What you should do: Repeat verbatim the lines of the data below, beginning with the line containing "Convert this document image to plain text." and continuing to the end.

Records for the task:
+-------+

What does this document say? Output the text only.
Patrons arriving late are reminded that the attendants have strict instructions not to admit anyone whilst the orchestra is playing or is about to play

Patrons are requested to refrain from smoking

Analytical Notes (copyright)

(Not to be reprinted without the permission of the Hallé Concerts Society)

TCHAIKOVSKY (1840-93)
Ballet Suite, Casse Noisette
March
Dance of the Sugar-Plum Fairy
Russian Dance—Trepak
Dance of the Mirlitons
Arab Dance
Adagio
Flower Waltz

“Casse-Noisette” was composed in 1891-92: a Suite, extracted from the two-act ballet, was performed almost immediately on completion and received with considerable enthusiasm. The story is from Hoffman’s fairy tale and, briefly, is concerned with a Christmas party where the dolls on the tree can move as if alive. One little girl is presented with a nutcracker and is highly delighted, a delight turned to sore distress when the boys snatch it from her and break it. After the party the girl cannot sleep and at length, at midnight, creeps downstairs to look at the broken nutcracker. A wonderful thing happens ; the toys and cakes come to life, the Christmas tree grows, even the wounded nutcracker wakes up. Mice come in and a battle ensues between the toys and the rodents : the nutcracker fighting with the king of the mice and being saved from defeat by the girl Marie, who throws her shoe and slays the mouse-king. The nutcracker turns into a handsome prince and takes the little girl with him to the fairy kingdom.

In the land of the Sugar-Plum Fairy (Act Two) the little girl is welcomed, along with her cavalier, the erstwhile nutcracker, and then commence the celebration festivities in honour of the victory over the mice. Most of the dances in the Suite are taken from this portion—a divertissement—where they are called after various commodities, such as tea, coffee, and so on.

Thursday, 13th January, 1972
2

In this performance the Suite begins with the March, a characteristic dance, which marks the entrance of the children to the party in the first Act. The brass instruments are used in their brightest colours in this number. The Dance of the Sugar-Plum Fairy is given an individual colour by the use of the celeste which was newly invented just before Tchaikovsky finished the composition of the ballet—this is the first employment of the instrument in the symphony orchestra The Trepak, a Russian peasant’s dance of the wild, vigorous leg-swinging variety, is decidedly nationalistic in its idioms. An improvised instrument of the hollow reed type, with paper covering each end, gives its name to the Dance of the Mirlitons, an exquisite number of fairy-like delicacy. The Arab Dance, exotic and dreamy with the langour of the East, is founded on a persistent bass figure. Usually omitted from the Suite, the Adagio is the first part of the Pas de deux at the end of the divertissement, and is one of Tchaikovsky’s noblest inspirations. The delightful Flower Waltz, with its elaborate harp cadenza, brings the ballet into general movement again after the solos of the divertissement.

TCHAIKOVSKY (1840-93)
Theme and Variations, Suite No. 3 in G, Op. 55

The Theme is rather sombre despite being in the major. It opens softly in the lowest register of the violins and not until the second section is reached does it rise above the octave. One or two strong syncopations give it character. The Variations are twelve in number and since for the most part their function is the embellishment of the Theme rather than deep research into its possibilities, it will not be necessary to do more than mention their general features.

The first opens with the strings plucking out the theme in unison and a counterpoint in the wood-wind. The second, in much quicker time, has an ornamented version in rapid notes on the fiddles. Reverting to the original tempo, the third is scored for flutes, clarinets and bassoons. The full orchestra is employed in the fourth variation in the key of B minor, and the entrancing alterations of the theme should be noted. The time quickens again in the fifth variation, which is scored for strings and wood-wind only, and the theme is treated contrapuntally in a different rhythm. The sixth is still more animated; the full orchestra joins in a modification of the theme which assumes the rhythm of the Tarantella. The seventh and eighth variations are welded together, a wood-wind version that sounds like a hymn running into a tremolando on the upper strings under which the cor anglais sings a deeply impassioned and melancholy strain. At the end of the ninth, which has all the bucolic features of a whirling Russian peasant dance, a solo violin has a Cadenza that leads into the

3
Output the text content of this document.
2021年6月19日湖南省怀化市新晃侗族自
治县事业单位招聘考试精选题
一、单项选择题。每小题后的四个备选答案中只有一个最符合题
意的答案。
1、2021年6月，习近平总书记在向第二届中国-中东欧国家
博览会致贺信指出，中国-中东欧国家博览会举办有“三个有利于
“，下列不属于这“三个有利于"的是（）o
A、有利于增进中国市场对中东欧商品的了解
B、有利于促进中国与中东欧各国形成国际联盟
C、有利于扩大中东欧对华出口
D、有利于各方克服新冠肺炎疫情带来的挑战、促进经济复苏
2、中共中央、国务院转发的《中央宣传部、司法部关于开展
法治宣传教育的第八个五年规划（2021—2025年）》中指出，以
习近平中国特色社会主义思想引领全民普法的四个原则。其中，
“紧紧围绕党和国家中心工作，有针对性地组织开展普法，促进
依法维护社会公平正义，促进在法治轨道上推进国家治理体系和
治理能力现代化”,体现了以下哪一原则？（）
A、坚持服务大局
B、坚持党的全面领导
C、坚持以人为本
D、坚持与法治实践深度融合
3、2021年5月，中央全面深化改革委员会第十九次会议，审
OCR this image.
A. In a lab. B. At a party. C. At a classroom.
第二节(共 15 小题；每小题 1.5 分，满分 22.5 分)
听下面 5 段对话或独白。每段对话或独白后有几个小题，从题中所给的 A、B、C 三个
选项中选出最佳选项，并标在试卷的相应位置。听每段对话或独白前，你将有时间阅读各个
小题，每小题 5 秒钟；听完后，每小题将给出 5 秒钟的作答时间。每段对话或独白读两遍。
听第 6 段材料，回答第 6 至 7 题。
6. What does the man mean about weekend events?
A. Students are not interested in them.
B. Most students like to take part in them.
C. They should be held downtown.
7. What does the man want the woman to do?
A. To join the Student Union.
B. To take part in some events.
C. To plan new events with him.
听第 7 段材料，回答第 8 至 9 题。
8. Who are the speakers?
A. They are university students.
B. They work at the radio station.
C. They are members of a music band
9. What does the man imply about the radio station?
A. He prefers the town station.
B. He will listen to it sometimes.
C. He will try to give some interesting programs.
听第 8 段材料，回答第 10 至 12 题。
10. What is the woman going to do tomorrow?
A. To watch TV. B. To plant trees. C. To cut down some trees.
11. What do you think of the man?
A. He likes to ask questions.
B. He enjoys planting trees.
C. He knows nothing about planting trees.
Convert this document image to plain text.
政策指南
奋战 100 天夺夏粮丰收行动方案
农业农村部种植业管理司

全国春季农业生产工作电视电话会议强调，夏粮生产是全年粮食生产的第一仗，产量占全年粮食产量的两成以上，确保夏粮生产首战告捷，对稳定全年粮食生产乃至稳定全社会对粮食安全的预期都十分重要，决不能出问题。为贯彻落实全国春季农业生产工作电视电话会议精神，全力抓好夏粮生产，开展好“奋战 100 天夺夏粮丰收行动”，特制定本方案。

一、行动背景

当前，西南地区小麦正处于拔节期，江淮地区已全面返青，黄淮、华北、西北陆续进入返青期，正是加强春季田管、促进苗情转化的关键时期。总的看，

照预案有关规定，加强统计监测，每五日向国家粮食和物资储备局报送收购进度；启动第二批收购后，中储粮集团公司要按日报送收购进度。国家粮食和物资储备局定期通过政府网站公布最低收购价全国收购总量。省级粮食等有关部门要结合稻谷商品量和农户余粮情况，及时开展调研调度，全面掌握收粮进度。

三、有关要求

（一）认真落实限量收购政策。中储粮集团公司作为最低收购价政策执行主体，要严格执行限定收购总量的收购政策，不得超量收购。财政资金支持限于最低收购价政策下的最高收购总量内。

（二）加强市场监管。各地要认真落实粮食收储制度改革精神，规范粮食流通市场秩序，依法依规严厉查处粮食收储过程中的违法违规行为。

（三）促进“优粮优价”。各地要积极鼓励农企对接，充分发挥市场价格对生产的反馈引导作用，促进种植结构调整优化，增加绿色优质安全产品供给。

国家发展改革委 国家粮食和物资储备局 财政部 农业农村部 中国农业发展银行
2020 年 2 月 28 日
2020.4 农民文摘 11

+-------+

Full output:
Convert this document image to plain text.
政策指南
奋战 100 天夺夏粮丰收行动方案
农业农村部种植业管理司

全国春季农业生产工作电视电话会议强调，夏粮生产是全年粮食生产的第一仗，产量占全年粮食产量的两成以上，确保夏粮生产首战告捷，对稳定全年粮食生产乃至稳定全社会对粮食安全的预期都十分重要，决不能出问题。为贯彻落实全国春季农业生产工作电视电话会议精神，全力抓好夏粮生产，开展好“奋战 100 天夺夏粮丰收行动”，特制定本方案。

一、行动背景

当前，西南地区小麦正处于拔节期，江淮地区已全面返青，黄淮、华北、西北陆续进入返青期，正是加强春季田管、促进苗情转化的关键时期。总的看，

照预案有关规定，加强统计监测，每五日向国家粮食和物资储备局报送收购进度；启动第二批收购后，中储粮集团公司要按日报送收购进度。国家粮食和物资储备局定期通过政府网站公布最低收购价全国收购总量。省级粮食等有关部门要结合稻谷商品量和农户余粮情况，及时开展调研调度，全面掌握收粮进度。

三、有关要求

（一）认真落实限量收购政策。中储粮集团公司作为最低收购价政策执行主体，要严格执行限定收购总量的收购政策，不得超量收购。财政资金支持限于最低收购价政策下的最高收购总量内。

（二）加强市场监管。各地要认真落实粮食收储制度改革精神，规范粮食流通市场秩序，依法依规严厉查处粮食收储过程中的违法违规行为。

（三）促进“优粮优价”。各地要积极鼓励农企对接，充分发挥市场价格对生产的反馈引导作用，促进种植结构调整优化，增加绿色优质安全产品供给。

国家发展改革委 国家粮食和物资储备局 财政部 农业农村部 中国农业发展银行
2020 年 2 月 28 日
2020.4 农民文摘 11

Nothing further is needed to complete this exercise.